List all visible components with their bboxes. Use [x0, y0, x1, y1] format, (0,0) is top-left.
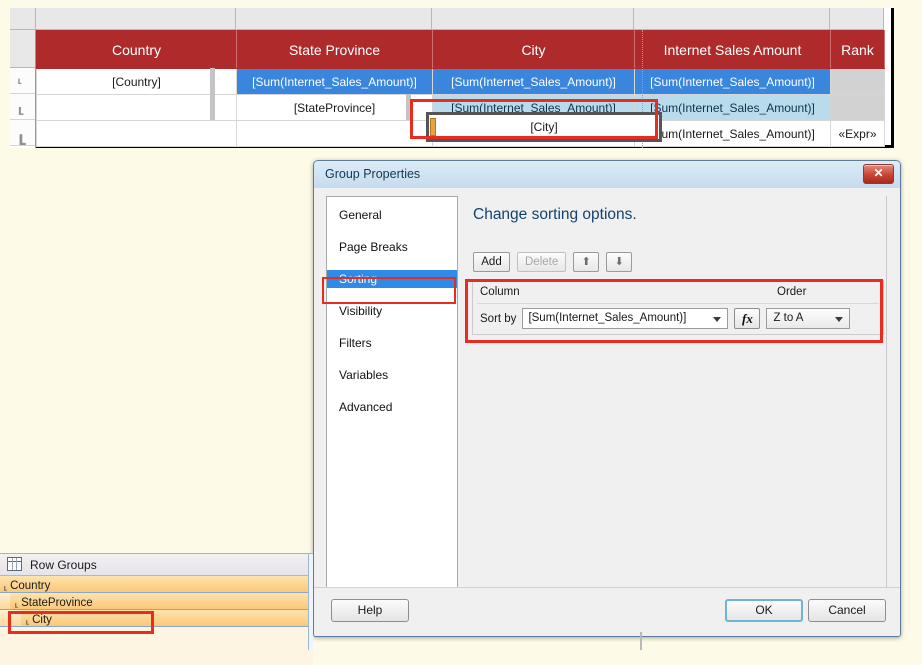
sorting-options-pane: Change sorting options. Add Delete ⬆ ⬇ C… — [469, 196, 887, 594]
column-handle-sales[interactable] — [634, 8, 830, 30]
column-handle-rank[interactable] — [830, 8, 884, 30]
group-bracket-icon: ⸤ — [14, 594, 20, 609]
header-cell-sales[interactable]: Internet Sales Amount — [634, 30, 831, 69]
header-cell-city[interactable]: City — [432, 30, 635, 69]
column-handle-strip[interactable] — [10, 8, 894, 30]
status-bar-tick — [640, 632, 642, 650]
delete-button: Delete — [517, 252, 567, 272]
header-cell-country[interactable]: Country — [36, 30, 237, 69]
tablix-corner-handle[interactable] — [10, 8, 36, 30]
row-group-gutter-bar — [210, 68, 215, 120]
nav-item-page-breaks[interactable]: Page Breaks — [327, 238, 457, 256]
nav-item-variables[interactable]: Variables — [327, 366, 457, 384]
dialog-footer: Help OK Cancel — [314, 587, 900, 636]
cell-country-city-sum[interactable]: [Sum(Internet_Sales_Amount)] — [432, 68, 635, 95]
ok-button[interactable]: OK — [725, 599, 803, 622]
group-properties-dialog[interactable]: Group Properties ✕ General Page Breaks S… — [313, 160, 901, 637]
sort-toolbar[interactable]: Add Delete ⬆ ⬇ — [473, 252, 633, 272]
tablix-designer[interactable]: ⸤ ⸤ ⸤ Country State Province City Intern… — [10, 8, 894, 148]
dialog-nav-list[interactable]: General Page Breaks Sorting Visibility F… — [326, 196, 458, 594]
row-group-gutter-bar-2 — [406, 94, 411, 120]
row-handle-header[interactable] — [10, 30, 35, 68]
nav-item-visibility[interactable]: Visibility — [327, 302, 457, 320]
row-group-item-stateprovince[interactable]: ⸤ StateProvince — [0, 593, 313, 610]
chevron-down-icon[interactable] — [713, 317, 722, 322]
row-group-item-label: StateProvince — [21, 597, 93, 609]
textbox-resize-guide — [656, 116, 658, 138]
cell-country-sales-sum[interactable]: [Sum(Internet_Sales_Amount)] — [634, 68, 831, 95]
nav-item-sorting[interactable]: Sorting — [327, 270, 457, 288]
cancel-button[interactable]: Cancel — [808, 599, 886, 622]
cell-state-rank[interactable] — [830, 94, 885, 121]
row-groups-header: Row Groups — [0, 554, 313, 576]
header-cell-state-province[interactable]: State Province — [236, 30, 433, 69]
help-button[interactable]: Help — [331, 599, 409, 622]
row-groups-panel[interactable]: Row Groups ⸤ Country ⸤ StateProvince ⸤ City — [0, 553, 313, 665]
table-row: [Country] [Sum(Internet_Sales_Amount)] [… — [36, 68, 885, 95]
textbox-adorner-handle[interactable] — [430, 118, 436, 136]
selected-city-textbox[interactable]: [City] — [426, 112, 662, 142]
row-handle-city[interactable]: ⸤ — [10, 115, 35, 148]
cell-city-rank-expr[interactable]: «Expr» — [830, 120, 885, 147]
dialog-body: General Page Breaks Sorting Visibility F… — [314, 188, 900, 636]
chevron-down-icon[interactable] — [835, 317, 844, 322]
row-group-item-label: City — [32, 614, 52, 626]
row-group-item-country[interactable]: ⸤ Country — [0, 576, 313, 593]
cell-city-sales-sum[interactable]: [Sum(Internet_Sales_Amount)] — [634, 120, 831, 147]
grid-icon — [7, 557, 22, 571]
group-bracket-icon: ⸤ — [25, 611, 31, 626]
sort-order-value: Z to A — [773, 312, 804, 324]
row-group-item-label: Country — [10, 580, 51, 592]
tablix-header-row: Country State Province City Internet Sal… — [36, 30, 885, 69]
move-up-icon[interactable]: ⬆ — [573, 252, 600, 272]
cell-country-rank[interactable] — [830, 68, 885, 95]
cell-state-value[interactable]: [StateProvince] — [236, 94, 433, 121]
header-cell-rank[interactable]: Rank — [830, 30, 885, 69]
dialog-title: Group Properties — [325, 167, 421, 181]
sort-expressions-group: Column Order Sort by [Sum(Internet_Sales… — [472, 280, 884, 335]
row-handle-strip[interactable]: ⸤ ⸤ ⸤ — [10, 30, 36, 148]
nav-item-general[interactable]: General — [327, 206, 457, 224]
column-handle-country[interactable] — [36, 8, 236, 30]
order-header-label: Order — [777, 286, 807, 298]
row-groups-title: Row Groups — [30, 558, 97, 572]
nav-item-advanced[interactable]: Advanced — [327, 398, 457, 416]
sort-order-combobox[interactable]: Z to A — [766, 308, 851, 329]
add-button[interactable]: Add — [473, 252, 510, 272]
row-groups-right-edge — [308, 554, 313, 650]
group-bracket-icon: ⸤ — [3, 577, 9, 592]
sort-expression-row[interactable]: Sort by [Sum(Internet_Sales_Amount)] fx … — [480, 308, 851, 329]
header-divider — [477, 303, 879, 304]
row-groups-list[interactable]: ⸤ Country ⸤ StateProvince ⸤ City — [0, 576, 313, 665]
cell-city-state[interactable] — [236, 120, 433, 147]
pane-title: Change sorting options. — [473, 206, 637, 223]
selected-city-textbox-label: [City] — [530, 120, 558, 134]
sort-column-combobox[interactable]: [Sum(Internet_Sales_Amount)] — [522, 308, 729, 329]
cell-country-state-sum[interactable]: [Sum(Internet_Sales_Amount)] — [236, 68, 433, 95]
sort-column-value: [Sum(Internet_Sales_Amount)] — [528, 312, 687, 324]
group-bracket-icon: ⸤ — [17, 70, 23, 86]
cell-city-country[interactable] — [36, 120, 237, 147]
cell-state-country[interactable] — [36, 94, 237, 121]
row-groups-empty-area — [0, 627, 313, 665]
column-handle-city[interactable] — [432, 8, 634, 30]
cell-state-sales-sum[interactable]: [Sum(Internet_Sales_Amount)] — [634, 94, 831, 121]
close-icon[interactable]: ✕ — [863, 164, 894, 184]
column-handle-state-province[interactable] — [236, 8, 432, 30]
nav-item-filters[interactable]: Filters — [327, 334, 457, 352]
cell-country-value[interactable]: [Country] — [36, 68, 237, 95]
row-handle-country[interactable]: ⸤ — [10, 68, 35, 94]
sort-by-label: Sort by — [480, 312, 517, 325]
group-bracket-icon: ⸤ — [17, 92, 26, 117]
group-bracket-icon: ⸤ — [17, 115, 29, 148]
move-down-icon[interactable]: ⬇ — [606, 252, 633, 272]
expression-button[interactable]: fx — [734, 308, 761, 329]
row-group-item-city[interactable]: ⸤ City — [0, 610, 313, 627]
column-header-label: Column — [480, 286, 520, 298]
dialog-title-bar[interactable]: Group Properties ✕ — [314, 161, 900, 189]
report-design-surface[interactable]: ⸤ ⸤ ⸤ Country State Province City Intern… — [0, 0, 922, 156]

#### Given task:
Copy out the data word for word, from the line containing "sorting-options-pane: Change sorting" down to the line containing "row-handle-header[interactable] — [10, 30, 35, 68]", with both of those lines included.

#### The completed task:
sorting-options-pane: Change sorting options. Add Delete ⬆ ⬇ C… — [469, 196, 887, 594]
column-handle-sales[interactable] — [634, 8, 830, 30]
column-handle-rank[interactable] — [830, 8, 884, 30]
group-bracket-icon: ⸤ — [14, 594, 20, 609]
header-cell-sales[interactable]: Internet Sales Amount — [634, 30, 831, 69]
header-cell-city[interactable]: City — [432, 30, 635, 69]
column-handle-strip[interactable] — [10, 8, 894, 30]
status-bar-tick — [640, 632, 642, 650]
delete-button: Delete — [517, 252, 567, 272]
header-cell-country[interactable]: Country — [36, 30, 237, 69]
tablix-corner-handle[interactable] — [10, 8, 36, 30]
row-group-gutter-bar — [210, 68, 215, 120]
nav-item-page-breaks[interactable]: Page Breaks — [327, 238, 457, 256]
nav-item-variables[interactable]: Variables — [327, 366, 457, 384]
dialog-footer: Help OK Cancel — [314, 587, 900, 636]
cell-country-city-sum[interactable]: [Sum(Internet_Sales_Amount)] — [432, 68, 635, 95]
ok-button[interactable]: OK — [725, 599, 803, 622]
group-properties-dialog[interactable]: Group Properties ✕ General Page Breaks S… — [313, 160, 901, 637]
sort-toolbar[interactable]: Add Delete ⬆ ⬇ — [473, 252, 633, 272]
tablix-designer[interactable]: ⸤ ⸤ ⸤ Country State Province City Intern… — [10, 8, 894, 148]
dialog-nav-list[interactable]: General Page Breaks Sorting Visibility F… — [326, 196, 458, 594]
row-group-gutter-bar-2 — [406, 94, 411, 120]
row-handle-header[interactable] — [10, 30, 35, 68]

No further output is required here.